### [Action item]
In the text about Little Castle in Kamnik, write out again the words starting with "Little Castle (Mali" and going on through "castle every June.", swapping "fresco paintings" for "wall paintings".

Little Castle (Mali grad) in Kamnik, Slovenia, once formed part of a castle constructed in the 11th or early 12th century at the strategic site above the narrow passage near an important trail. The Romanesque chapel of St. Eligius is one of the most important Slovene medieval monuments, despite later alterations, and is one of the oldest of its kind in Europe. The chapel features a wooden ceiling and exquisite fresco paintings. Kamnik's Medieval Days festival takes place at the foot of the castle every June.

== History ==
Archaeological evidence indicates a cultic centre here in pre-Antiquity. The castle was first mentioned in 1202, but is of older origin. At the end of the 13th century, the castle burned; the northeast part was demolished and never rebuilt. The remainder of the castle was torn down in the 16th century after the 1511 Idrija earthquake, leaving only the three-storey Romanesque chapel built between the 11th and 15th centuries. One can still see the remnants of defensive walls and the recently restored defensive tower.

== Chapel ==
The first chapel of St. Margaret with a crypt, the presbytery of today's lower chapel, was built around 1100. When the nave was added, the Romanesque portal with a lunette was displaced. In the 13th century the chapel's second floor was built, dedicated to Bartholomew the Apostle, with a Gothic vault build after 1470. The lower chapel was than dedicated to St. Eligius, decorated again after 1771 with frescos by Janez Potočnik. The entire chapel was rebuilt in Baroque style around 1700. Inside there are also remnants of Gothic and Baroque frescos.

== A folk legend ==
Countess Veronika, who was stingy, once lived in Little Castle. One day three priests visited her, asking her for money to renovate the church. Veronika replied that she would rather turn into a snake than to give them money. No sooner had she finished speaking when lightning struck her and she became half snake and half human. She can only be saved by seven-year boy who will whip her three times on the back. In return, he will be given a treasure by her.

### [Information given]
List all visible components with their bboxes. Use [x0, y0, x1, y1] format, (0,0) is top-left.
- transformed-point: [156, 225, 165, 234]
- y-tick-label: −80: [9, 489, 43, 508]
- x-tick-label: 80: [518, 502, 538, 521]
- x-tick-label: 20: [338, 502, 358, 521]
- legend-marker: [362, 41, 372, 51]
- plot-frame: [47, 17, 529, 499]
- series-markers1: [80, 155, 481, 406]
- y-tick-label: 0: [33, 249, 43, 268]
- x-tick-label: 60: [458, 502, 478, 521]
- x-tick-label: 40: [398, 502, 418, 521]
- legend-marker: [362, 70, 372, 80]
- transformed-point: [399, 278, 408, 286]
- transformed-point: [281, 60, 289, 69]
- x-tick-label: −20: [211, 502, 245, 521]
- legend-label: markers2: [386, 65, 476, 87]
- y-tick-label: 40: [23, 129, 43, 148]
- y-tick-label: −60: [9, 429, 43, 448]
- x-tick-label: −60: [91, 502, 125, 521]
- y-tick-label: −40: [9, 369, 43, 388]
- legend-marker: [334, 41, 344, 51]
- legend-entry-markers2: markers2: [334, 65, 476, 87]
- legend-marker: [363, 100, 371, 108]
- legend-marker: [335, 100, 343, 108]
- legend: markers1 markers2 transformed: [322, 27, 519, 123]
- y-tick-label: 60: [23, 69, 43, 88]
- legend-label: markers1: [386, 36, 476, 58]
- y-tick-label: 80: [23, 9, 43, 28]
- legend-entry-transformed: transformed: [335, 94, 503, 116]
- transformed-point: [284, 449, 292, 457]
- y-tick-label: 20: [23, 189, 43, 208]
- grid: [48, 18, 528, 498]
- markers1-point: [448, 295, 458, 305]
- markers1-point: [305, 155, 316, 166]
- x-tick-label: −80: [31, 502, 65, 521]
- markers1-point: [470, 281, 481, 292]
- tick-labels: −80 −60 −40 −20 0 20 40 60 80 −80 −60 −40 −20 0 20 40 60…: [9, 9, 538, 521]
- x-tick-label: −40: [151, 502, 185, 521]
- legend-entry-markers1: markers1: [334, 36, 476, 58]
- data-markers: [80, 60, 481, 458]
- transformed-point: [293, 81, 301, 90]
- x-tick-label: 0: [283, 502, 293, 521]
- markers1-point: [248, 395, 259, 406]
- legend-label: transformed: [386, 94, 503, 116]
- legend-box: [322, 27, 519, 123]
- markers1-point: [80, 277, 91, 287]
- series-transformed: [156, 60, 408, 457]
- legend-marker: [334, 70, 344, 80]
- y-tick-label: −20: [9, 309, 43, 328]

### [Task answer]
Little Castle (Mali grad) in Kamnik, Slovenia, once formed part of a castle constructed in the 11th or early 12th century at the strategic site above the narrow passage near an important trail. The Romanesque chapel of St. Eligius is one of the most important Slovene medieval monuments, despite later alterations, and is one of the oldest of its kind in Europe. The chapel features a wooden ceiling and exquisite wall paintings. Kamnik's Medieval Days festival takes place at the foot of the castle every June.